WHAT YOU ARE ASKED TO DO: Gather up every line that includes the string "level".

EXCERPTED RECORDS:

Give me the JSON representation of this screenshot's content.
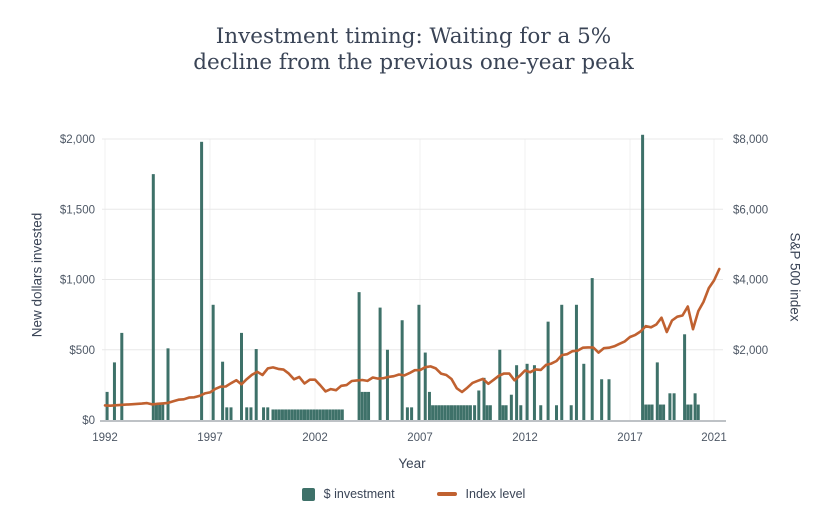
{
  "title": {
    "line1": "Investment timing: Waiting for a 5%",
    "line2": "decline from the previous one-year peak"
  },
  "colors": {
    "bar": "#3e7169",
    "line": "#c06130",
    "grid": "#e8e8e8",
    "grid_vertical": "#f1f1f1",
    "axis_line": "#a9aeb4",
    "tick_text": "#4e5866",
    "title_text": "#3a4456"
  },
  "legend": {
    "investment_label": "$ investment",
    "index_label": "Index level"
  },
  "chart_data": {
    "type": "combo (bar + line)",
    "title": "Investment timing: Waiting for a 5% decline from the previous one-year peak",
    "xlabel": "Year",
    "ylabel_left": "New dollars invested",
    "ylabel_right": "S&P 500 index",
    "grid": "on",
    "legend_position": "bottom-center",
    "x_axis": {
      "range": [
        1992,
        2021.6
      ],
      "ticks": [
        {
          "label": "1992",
          "value": 1992
        },
        {
          "label": "1997",
          "value": 1997
        },
        {
          "label": "2002",
          "value": 2002
        },
        {
          "label": "2007",
          "value": 2007
        },
        {
          "label": "2012",
          "value": 2012
        },
        {
          "label": "2017",
          "value": 2017
        },
        {
          "label": "2021",
          "value": 2021
        }
      ]
    },
    "y_axis_left": {
      "range": [
        0,
        2050
      ],
      "ticks": [
        {
          "label": "$0",
          "value": 0
        },
        {
          "label": "$500",
          "value": 500
        },
        {
          "label": "$1,000",
          "value": 1000
        },
        {
          "label": "$1,500",
          "value": 1500
        },
        {
          "label": "$2,000",
          "value": 2000
        }
      ]
    },
    "y_axis_right": {
      "range": [
        0,
        8200
      ],
      "ticks": [
        {
          "label": "$2,000",
          "value": 2000
        },
        {
          "label": "$4,000",
          "value": 4000
        },
        {
          "label": "$6,000",
          "value": 6000
        },
        {
          "label": "$8,000",
          "value": 8000
        }
      ]
    },
    "series": [
      {
        "name": "$ investment",
        "type": "bar",
        "axis": "left",
        "points": [
          [
            1992.1,
            200
          ],
          [
            1992.45,
            410
          ],
          [
            1992.8,
            620
          ],
          [
            1994.3,
            1750
          ],
          [
            1994.45,
            110
          ],
          [
            1994.6,
            110
          ],
          [
            1994.75,
            110
          ],
          [
            1995.0,
            510
          ],
          [
            1996.6,
            1980
          ],
          [
            1997.15,
            820
          ],
          [
            1997.6,
            415
          ],
          [
            1997.8,
            90
          ],
          [
            1998.0,
            90
          ],
          [
            1998.5,
            620
          ],
          [
            1998.75,
            90
          ],
          [
            1998.95,
            90
          ],
          [
            1999.2,
            505
          ],
          [
            1999.55,
            90
          ],
          [
            1999.75,
            90
          ],
          [
            2000.0,
            75
          ],
          [
            2000.15,
            75
          ],
          [
            2000.3,
            75
          ],
          [
            2000.45,
            75
          ],
          [
            2000.6,
            75
          ],
          [
            2000.75,
            75
          ],
          [
            2000.9,
            75
          ],
          [
            2001.05,
            75
          ],
          [
            2001.2,
            75
          ],
          [
            2001.35,
            75
          ],
          [
            2001.5,
            75
          ],
          [
            2001.65,
            75
          ],
          [
            2001.8,
            75
          ],
          [
            2001.95,
            75
          ],
          [
            2002.1,
            75
          ],
          [
            2002.25,
            75
          ],
          [
            2002.4,
            75
          ],
          [
            2002.55,
            75
          ],
          [
            2002.7,
            75
          ],
          [
            2002.85,
            75
          ],
          [
            2003.0,
            75
          ],
          [
            2003.15,
            75
          ],
          [
            2003.3,
            75
          ],
          [
            2004.1,
            910
          ],
          [
            2004.25,
            200
          ],
          [
            2004.4,
            200
          ],
          [
            2004.55,
            200
          ],
          [
            2005.1,
            800
          ],
          [
            2005.45,
            500
          ],
          [
            2006.15,
            710
          ],
          [
            2006.4,
            90
          ],
          [
            2006.6,
            90
          ],
          [
            2006.95,
            820
          ],
          [
            2007.25,
            480
          ],
          [
            2007.45,
            200
          ],
          [
            2007.6,
            105
          ],
          [
            2007.75,
            105
          ],
          [
            2007.9,
            105
          ],
          [
            2008.05,
            105
          ],
          [
            2008.2,
            105
          ],
          [
            2008.35,
            105
          ],
          [
            2008.5,
            105
          ],
          [
            2008.65,
            105
          ],
          [
            2008.8,
            105
          ],
          [
            2008.95,
            105
          ],
          [
            2009.1,
            105
          ],
          [
            2009.25,
            105
          ],
          [
            2009.4,
            105
          ],
          [
            2009.6,
            105
          ],
          [
            2009.8,
            210
          ],
          [
            2010.05,
            300
          ],
          [
            2010.2,
            105
          ],
          [
            2010.35,
            105
          ],
          [
            2010.8,
            500
          ],
          [
            2010.95,
            105
          ],
          [
            2011.1,
            105
          ],
          [
            2011.35,
            180
          ],
          [
            2011.6,
            390
          ],
          [
            2011.8,
            105
          ],
          [
            2012.1,
            400
          ],
          [
            2012.45,
            390
          ],
          [
            2012.75,
            105
          ],
          [
            2013.1,
            700
          ],
          [
            2013.5,
            105
          ],
          [
            2013.75,
            820
          ],
          [
            2014.2,
            105
          ],
          [
            2014.45,
            820
          ],
          [
            2014.8,
            400
          ],
          [
            2015.2,
            1010
          ],
          [
            2015.65,
            290
          ],
          [
            2016.0,
            290
          ],
          [
            2017.6,
            2030
          ],
          [
            2017.75,
            110
          ],
          [
            2017.9,
            110
          ],
          [
            2018.05,
            110
          ],
          [
            2018.3,
            410
          ],
          [
            2018.45,
            110
          ],
          [
            2018.6,
            110
          ],
          [
            2018.9,
            190
          ],
          [
            2019.1,
            190
          ],
          [
            2019.6,
            610
          ],
          [
            2019.75,
            110
          ],
          [
            2019.9,
            110
          ],
          [
            2020.1,
            190
          ],
          [
            2020.25,
            110
          ]
        ]
      },
      {
        "name": "Index level",
        "type": "line",
        "axis": "right",
        "points": [
          [
            1992.0,
            415
          ],
          [
            1992.25,
            408
          ],
          [
            1992.5,
            418
          ],
          [
            1992.75,
            431
          ],
          [
            1993.0,
            439
          ],
          [
            1993.25,
            448
          ],
          [
            1993.5,
            459
          ],
          [
            1993.75,
            466
          ],
          [
            1994.0,
            482
          ],
          [
            1994.25,
            445
          ],
          [
            1994.5,
            462
          ],
          [
            1994.75,
            472
          ],
          [
            1995.0,
            487
          ],
          [
            1995.25,
            533
          ],
          [
            1995.5,
            578
          ],
          [
            1995.75,
            590
          ],
          [
            1996.0,
            637
          ],
          [
            1996.25,
            646
          ],
          [
            1996.5,
            687
          ],
          [
            1996.75,
            757
          ],
          [
            1997.0,
            786
          ],
          [
            1997.25,
            885
          ],
          [
            1997.5,
            947
          ],
          [
            1997.75,
            955
          ],
          [
            1998.0,
            1049
          ],
          [
            1998.25,
            1133
          ],
          [
            1998.5,
            1017
          ],
          [
            1998.75,
            1163
          ],
          [
            1999.0,
            1286
          ],
          [
            1999.25,
            1372
          ],
          [
            1999.5,
            1282
          ],
          [
            1999.75,
            1469
          ],
          [
            2000.0,
            1498
          ],
          [
            2000.25,
            1454
          ],
          [
            2000.5,
            1436
          ],
          [
            2000.75,
            1320
          ],
          [
            2001.0,
            1160
          ],
          [
            2001.25,
            1224
          ],
          [
            2001.5,
            1040
          ],
          [
            2001.75,
            1148
          ],
          [
            2002.0,
            1147
          ],
          [
            2002.25,
            989
          ],
          [
            2002.5,
            815
          ],
          [
            2002.75,
            879
          ],
          [
            2003.0,
            848
          ],
          [
            2003.25,
            974
          ],
          [
            2003.5,
            995
          ],
          [
            2003.75,
            1111
          ],
          [
            2004.0,
            1126
          ],
          [
            2004.25,
            1140
          ],
          [
            2004.5,
            1114
          ],
          [
            2004.75,
            1211
          ],
          [
            2005.0,
            1180
          ],
          [
            2005.25,
            1191
          ],
          [
            2005.5,
            1228
          ],
          [
            2005.75,
            1248
          ],
          [
            2006.0,
            1294
          ],
          [
            2006.25,
            1270
          ],
          [
            2006.5,
            1335
          ],
          [
            2006.75,
            1418
          ],
          [
            2007.0,
            1420
          ],
          [
            2007.25,
            1503
          ],
          [
            2007.5,
            1526
          ],
          [
            2007.75,
            1468
          ],
          [
            2008.0,
            1322
          ],
          [
            2008.25,
            1280
          ],
          [
            2008.5,
            1166
          ],
          [
            2008.75,
            903
          ],
          [
            2009.0,
            797
          ],
          [
            2009.25,
            919
          ],
          [
            2009.5,
            1057
          ],
          [
            2009.75,
            1115
          ],
          [
            2010.0,
            1169
          ],
          [
            2010.25,
            1030
          ],
          [
            2010.5,
            1141
          ],
          [
            2010.75,
            1257
          ],
          [
            2011.0,
            1325
          ],
          [
            2011.25,
            1320
          ],
          [
            2011.5,
            1131
          ],
          [
            2011.75,
            1257
          ],
          [
            2012.0,
            1408
          ],
          [
            2012.25,
            1362
          ],
          [
            2012.5,
            1440
          ],
          [
            2012.75,
            1426
          ],
          [
            2013.0,
            1569
          ],
          [
            2013.25,
            1606
          ],
          [
            2013.5,
            1681
          ],
          [
            2013.75,
            1848
          ],
          [
            2014.0,
            1872
          ],
          [
            2014.25,
            1960
          ],
          [
            2014.5,
            1972
          ],
          [
            2014.75,
            2058
          ],
          [
            2015.0,
            2067
          ],
          [
            2015.25,
            2063
          ],
          [
            2015.5,
            1920
          ],
          [
            2015.75,
            2043
          ],
          [
            2016.0,
            2059
          ],
          [
            2016.25,
            2098
          ],
          [
            2016.5,
            2168
          ],
          [
            2016.75,
            2238
          ],
          [
            2017.0,
            2362
          ],
          [
            2017.25,
            2423
          ],
          [
            2017.5,
            2519
          ],
          [
            2017.75,
            2673
          ],
          [
            2018.0,
            2640
          ],
          [
            2018.25,
            2718
          ],
          [
            2018.5,
            2913
          ],
          [
            2018.75,
            2506
          ],
          [
            2019.0,
            2834
          ],
          [
            2019.25,
            2941
          ],
          [
            2019.5,
            2976
          ],
          [
            2019.75,
            3230
          ],
          [
            2020.0,
            2584
          ],
          [
            2020.25,
            3100
          ],
          [
            2020.5,
            3363
          ],
          [
            2020.75,
            3756
          ],
          [
            2021.0,
            3972
          ],
          [
            2021.25,
            4300
          ]
        ]
      }
    ]
  }
}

CORRECT RESULT:
    "index_label": "Index level"
        "name": "Index level",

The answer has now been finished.